#### Source text:
# Two Man Flip Style



## triton189 (Nov 6, 2009)

I am looking for a two man flip style shanty. Any recommendations with pros/cons?


----------



## icebucketjohn (Dec 22, 2005)

I dont think there is a bad one in the bunch. *It all depends on your usage, budget and style of ice-fishing. 
*
If you'll always have a partner, a somewhat "roomier" style may be in order.

If you're style is a combination of solo & parnters, you may consider one of the smaller models

Will you be pulling it or hauling it across the ice in a ATV?

Dont forget to measure the unit that'll it fit in your vehicle.

Are you more of a "Stationary Ice Fisherman, or do you like to Move Around alot?

Seating can be a determining factor. Better units have better seats.


----------



## zpyles_00 (Dec 15, 2004)

The frabill trekker is my favorite 2 man for the price. 

there are nicer models but they come with a price


----------



## hearttxp (Dec 21, 2004)

zpyles_00 said:


> The frabill trekker is my favorite 2 man for the price.
> 
> there are nicer models but they come with a price


Yep the Trekker is Great ! easy to pull with no ATV also !


----------



## capt j-rod (Feb 14, 2008)

#### Stated exercise A:
Format the lines of the records between the line holding "browser-tab[interactable]: X ›: [684, 3, 702, 19]" and the line holding "grok-fab-button[interactable]: [1206, 578, 1256, 628]", inclusive, as a JSON list of strings with one string per line and no blank lines.
The records that come next are unrelated to the ice-fishing shanty thread.

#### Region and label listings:
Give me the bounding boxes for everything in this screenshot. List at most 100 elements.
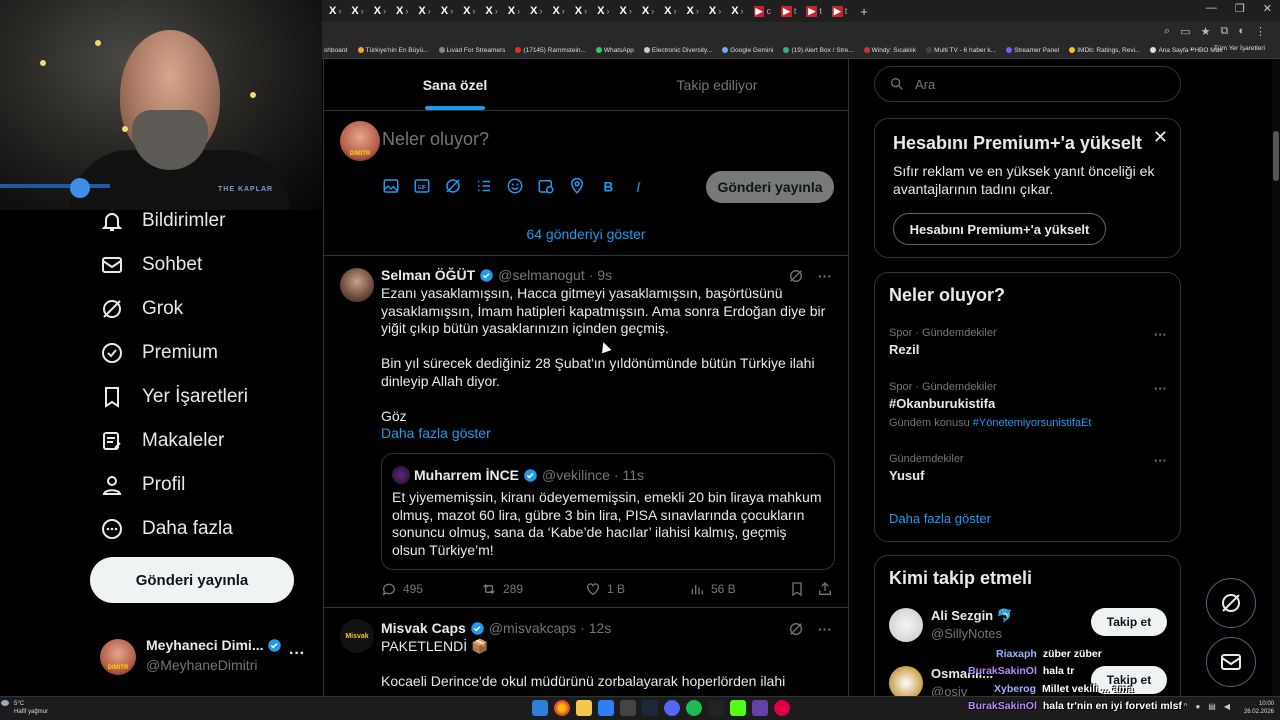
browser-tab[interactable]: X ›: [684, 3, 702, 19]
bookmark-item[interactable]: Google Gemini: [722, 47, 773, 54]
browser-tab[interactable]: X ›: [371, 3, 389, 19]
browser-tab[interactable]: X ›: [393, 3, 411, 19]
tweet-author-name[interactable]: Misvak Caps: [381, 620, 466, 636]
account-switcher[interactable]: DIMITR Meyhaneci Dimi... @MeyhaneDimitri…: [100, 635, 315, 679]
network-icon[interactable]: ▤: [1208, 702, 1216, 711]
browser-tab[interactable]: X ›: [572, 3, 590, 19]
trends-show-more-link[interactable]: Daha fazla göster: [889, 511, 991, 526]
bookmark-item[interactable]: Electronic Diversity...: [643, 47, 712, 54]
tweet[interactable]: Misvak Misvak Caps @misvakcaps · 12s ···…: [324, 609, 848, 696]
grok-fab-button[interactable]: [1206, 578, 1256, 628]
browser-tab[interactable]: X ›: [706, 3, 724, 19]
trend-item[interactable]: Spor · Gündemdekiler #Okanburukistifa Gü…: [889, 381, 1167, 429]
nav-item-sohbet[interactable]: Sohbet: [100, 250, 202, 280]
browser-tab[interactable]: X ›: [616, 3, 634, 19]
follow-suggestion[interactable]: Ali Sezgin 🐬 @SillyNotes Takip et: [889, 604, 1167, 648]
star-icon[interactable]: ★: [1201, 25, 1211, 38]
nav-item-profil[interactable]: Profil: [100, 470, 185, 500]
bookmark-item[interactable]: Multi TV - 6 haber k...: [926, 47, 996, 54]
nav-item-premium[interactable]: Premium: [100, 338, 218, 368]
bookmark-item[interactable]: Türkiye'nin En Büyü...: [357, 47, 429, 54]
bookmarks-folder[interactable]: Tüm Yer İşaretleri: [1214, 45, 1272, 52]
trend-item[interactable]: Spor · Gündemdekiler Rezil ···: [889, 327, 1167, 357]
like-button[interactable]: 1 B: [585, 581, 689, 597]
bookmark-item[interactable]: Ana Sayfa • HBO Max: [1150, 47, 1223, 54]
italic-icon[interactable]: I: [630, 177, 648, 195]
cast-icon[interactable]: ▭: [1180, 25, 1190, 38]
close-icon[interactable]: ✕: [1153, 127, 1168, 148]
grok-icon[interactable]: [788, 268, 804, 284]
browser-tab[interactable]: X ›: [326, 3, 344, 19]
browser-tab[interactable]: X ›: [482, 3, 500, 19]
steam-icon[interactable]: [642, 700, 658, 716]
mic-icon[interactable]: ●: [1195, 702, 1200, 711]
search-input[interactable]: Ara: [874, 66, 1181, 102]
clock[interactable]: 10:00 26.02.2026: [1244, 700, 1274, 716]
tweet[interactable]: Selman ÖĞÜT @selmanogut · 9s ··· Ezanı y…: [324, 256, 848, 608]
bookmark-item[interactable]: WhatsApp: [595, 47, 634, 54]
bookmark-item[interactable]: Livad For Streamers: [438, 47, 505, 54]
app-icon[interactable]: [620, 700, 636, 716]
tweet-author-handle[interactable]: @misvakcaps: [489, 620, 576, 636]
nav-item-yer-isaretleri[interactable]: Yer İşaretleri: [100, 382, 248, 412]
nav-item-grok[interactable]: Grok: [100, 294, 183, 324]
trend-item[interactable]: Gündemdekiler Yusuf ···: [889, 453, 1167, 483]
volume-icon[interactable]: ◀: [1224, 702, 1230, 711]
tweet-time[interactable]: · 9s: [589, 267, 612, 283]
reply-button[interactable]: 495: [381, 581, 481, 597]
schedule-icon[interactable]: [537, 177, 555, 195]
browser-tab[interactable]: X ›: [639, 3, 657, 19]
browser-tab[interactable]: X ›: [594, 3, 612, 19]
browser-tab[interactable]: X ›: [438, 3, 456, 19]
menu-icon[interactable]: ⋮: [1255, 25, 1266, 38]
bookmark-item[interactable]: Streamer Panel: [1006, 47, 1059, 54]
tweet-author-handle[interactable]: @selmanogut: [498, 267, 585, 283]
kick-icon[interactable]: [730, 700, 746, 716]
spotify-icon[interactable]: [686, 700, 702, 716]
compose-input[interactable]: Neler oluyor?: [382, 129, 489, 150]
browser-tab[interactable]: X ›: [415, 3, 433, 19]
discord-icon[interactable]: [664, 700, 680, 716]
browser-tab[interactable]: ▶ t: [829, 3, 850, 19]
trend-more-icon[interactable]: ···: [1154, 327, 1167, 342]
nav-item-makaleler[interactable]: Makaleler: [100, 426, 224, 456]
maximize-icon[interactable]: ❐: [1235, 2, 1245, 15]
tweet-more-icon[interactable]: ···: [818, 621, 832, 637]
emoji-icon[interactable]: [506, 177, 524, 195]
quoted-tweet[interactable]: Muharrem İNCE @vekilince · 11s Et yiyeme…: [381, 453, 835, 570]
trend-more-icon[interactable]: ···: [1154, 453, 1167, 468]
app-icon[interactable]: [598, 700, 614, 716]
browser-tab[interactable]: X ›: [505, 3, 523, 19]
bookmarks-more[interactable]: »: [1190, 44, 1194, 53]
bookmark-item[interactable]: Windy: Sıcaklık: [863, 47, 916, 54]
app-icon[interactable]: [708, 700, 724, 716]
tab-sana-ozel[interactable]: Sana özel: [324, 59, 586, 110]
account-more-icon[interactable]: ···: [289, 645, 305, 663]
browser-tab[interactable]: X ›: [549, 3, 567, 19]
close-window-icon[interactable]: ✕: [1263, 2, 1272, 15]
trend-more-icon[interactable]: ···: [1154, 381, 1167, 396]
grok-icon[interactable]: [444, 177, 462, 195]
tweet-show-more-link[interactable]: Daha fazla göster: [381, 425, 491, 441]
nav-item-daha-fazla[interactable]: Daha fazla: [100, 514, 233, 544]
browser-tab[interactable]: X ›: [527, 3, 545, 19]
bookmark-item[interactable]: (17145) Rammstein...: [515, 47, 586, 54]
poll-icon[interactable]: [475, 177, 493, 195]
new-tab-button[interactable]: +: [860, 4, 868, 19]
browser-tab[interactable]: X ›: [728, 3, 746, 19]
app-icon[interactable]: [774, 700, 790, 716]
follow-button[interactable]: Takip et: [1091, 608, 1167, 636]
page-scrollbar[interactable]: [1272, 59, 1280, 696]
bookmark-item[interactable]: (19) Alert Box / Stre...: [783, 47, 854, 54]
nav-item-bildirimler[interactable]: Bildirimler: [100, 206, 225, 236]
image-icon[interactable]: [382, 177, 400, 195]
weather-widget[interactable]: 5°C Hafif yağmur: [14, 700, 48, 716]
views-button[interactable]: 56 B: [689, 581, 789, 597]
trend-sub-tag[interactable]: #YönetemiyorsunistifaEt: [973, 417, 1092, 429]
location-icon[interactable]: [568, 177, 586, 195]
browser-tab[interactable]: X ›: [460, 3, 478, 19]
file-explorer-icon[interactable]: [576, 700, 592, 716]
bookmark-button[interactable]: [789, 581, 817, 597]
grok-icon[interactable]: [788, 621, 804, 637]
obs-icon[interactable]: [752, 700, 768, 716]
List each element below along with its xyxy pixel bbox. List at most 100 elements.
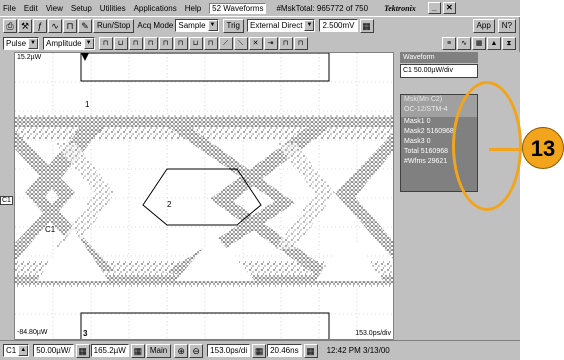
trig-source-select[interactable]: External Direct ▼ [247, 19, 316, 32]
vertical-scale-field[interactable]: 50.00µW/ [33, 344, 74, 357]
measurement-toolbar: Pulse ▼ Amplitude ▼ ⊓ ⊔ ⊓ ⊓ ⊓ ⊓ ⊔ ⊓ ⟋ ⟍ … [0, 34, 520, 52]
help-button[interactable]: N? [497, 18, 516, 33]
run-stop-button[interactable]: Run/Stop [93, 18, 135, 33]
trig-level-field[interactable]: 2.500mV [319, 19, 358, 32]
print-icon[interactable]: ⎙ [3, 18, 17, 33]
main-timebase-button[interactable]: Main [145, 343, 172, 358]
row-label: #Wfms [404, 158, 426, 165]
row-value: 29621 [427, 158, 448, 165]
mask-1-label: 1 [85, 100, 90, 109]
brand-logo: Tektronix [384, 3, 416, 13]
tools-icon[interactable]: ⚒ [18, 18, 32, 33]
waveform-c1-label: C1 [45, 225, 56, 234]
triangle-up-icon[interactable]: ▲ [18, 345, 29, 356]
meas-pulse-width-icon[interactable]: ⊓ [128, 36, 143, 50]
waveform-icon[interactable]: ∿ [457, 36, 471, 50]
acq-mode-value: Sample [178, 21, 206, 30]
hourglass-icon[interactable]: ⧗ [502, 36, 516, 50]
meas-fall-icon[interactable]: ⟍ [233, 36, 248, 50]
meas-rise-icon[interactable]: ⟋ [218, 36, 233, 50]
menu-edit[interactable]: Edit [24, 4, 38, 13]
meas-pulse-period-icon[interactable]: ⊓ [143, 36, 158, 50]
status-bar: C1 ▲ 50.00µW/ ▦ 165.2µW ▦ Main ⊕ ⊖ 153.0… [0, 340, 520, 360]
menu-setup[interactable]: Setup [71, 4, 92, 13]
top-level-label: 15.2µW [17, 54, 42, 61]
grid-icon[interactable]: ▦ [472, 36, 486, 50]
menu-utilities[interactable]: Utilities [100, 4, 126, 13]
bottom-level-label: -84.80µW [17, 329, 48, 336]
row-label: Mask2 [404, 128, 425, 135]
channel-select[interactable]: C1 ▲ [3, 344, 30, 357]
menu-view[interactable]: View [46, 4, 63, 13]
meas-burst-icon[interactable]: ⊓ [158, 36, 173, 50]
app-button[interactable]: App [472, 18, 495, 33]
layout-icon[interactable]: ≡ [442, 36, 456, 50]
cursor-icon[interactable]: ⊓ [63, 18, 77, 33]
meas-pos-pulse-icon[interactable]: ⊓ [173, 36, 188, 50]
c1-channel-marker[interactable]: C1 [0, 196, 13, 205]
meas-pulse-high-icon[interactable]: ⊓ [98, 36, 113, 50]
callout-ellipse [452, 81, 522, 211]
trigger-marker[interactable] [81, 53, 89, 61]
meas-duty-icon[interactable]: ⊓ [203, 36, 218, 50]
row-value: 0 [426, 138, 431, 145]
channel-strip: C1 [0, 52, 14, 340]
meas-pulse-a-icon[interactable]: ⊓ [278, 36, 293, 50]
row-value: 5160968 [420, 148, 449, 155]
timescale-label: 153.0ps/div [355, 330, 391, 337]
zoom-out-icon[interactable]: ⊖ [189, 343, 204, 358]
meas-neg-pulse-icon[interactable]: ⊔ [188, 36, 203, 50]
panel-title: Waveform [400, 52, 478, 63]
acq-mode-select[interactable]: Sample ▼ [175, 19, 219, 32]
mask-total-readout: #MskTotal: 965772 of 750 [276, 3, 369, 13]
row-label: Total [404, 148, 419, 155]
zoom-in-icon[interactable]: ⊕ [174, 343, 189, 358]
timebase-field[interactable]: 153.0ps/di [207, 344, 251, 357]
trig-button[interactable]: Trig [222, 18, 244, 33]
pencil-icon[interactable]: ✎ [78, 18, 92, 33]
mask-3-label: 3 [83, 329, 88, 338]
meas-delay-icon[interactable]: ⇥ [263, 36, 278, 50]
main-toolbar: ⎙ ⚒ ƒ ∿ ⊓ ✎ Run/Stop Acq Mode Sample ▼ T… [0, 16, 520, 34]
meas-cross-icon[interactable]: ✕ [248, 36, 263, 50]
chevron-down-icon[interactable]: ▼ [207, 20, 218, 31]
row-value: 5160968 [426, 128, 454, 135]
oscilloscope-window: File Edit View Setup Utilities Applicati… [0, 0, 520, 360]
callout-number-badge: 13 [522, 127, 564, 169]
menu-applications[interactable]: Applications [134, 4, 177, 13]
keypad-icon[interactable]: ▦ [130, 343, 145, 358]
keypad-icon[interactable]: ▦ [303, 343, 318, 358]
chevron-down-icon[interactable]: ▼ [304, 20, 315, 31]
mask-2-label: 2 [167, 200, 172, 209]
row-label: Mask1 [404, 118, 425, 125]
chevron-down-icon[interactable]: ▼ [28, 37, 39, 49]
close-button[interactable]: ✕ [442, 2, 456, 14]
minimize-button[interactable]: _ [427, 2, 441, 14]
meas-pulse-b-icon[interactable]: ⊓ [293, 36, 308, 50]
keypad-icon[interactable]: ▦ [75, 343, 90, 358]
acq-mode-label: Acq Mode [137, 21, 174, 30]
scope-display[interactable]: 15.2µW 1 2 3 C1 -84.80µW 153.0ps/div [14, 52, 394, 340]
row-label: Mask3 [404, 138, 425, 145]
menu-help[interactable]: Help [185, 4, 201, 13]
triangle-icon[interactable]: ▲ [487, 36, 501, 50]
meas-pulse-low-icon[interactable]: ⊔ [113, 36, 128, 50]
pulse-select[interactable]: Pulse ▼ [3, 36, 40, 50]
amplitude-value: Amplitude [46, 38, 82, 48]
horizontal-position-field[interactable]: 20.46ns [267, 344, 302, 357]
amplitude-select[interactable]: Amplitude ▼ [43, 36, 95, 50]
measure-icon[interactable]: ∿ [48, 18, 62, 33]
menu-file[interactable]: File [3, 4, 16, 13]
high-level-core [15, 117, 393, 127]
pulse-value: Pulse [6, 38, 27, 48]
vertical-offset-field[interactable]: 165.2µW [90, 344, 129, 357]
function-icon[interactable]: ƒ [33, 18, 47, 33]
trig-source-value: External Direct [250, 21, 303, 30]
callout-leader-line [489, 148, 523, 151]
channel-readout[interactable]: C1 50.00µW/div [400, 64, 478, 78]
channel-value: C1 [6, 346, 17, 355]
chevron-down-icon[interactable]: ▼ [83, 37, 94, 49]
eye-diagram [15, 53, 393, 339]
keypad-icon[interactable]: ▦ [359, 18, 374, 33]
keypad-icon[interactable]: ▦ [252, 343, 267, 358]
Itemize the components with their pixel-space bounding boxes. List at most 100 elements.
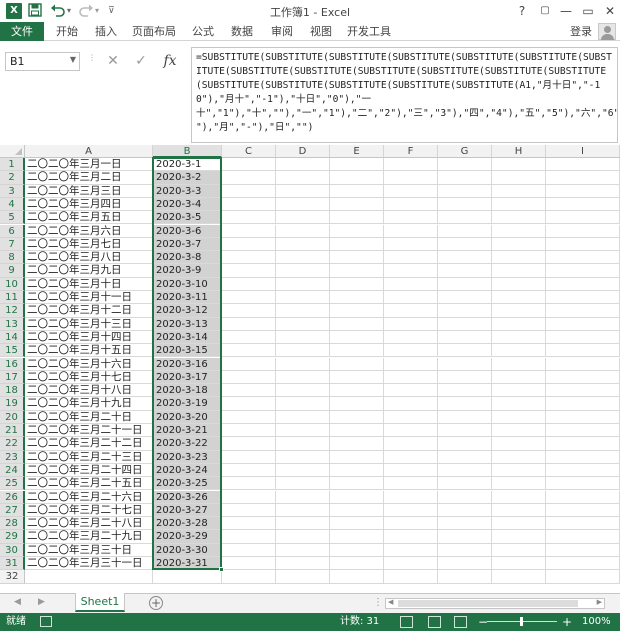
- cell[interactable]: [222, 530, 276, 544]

#### Stated exercise B:
Rewrite the ice-fishing shanty thread between "If you're style" and "ice in a ATV?", inclusive, swapping "ATV" for "snowmobile".

#### Right answer A:
[
  "browser-tab[interactable]: X ›: [684, 3, 702, 19]",
  "bookmark-item[interactable]: Google Gemini: [722, 47, 773, 54]",
  "browser-tab[interactable]: X ›: [371, 3, 389, 19]",
  "browser-tab[interactable]: X ›: [393, 3, 411, 19]",
  "tweet-author-name[interactable]: Misvak Caps: [381, 620, 466, 636]",
  "account-switcher[interactable]: DIMITR Meyhaneci Dimi... @MeyhaneDimitri…: [100, 635, 315, 679]",
  "network-icon[interactable]: ▤: [1208, 702, 1216, 711]",
  "browser-tab[interactable]: X ›: [572, 3, 590, 19]",
  "trends-show-more-link[interactable]: Daha fazla göster: [889, 511, 991, 526]",
  "bookmark-item[interactable]: Electronic Diversity...: [643, 47, 712, 54]",
  "tweet[interactable]: Misvak Misvak Caps @misvakcaps · 12s ···…: [324, 609, 848, 696]",
  "grok-fab-button[interactable]: [1206, 578, 1256, 628]"
]

#### Right answer B:
If you're style is a combination of solo & parnters, you may consider one of the smaller models

Will you be pulling it or hauling it across the ice in a snowmobile?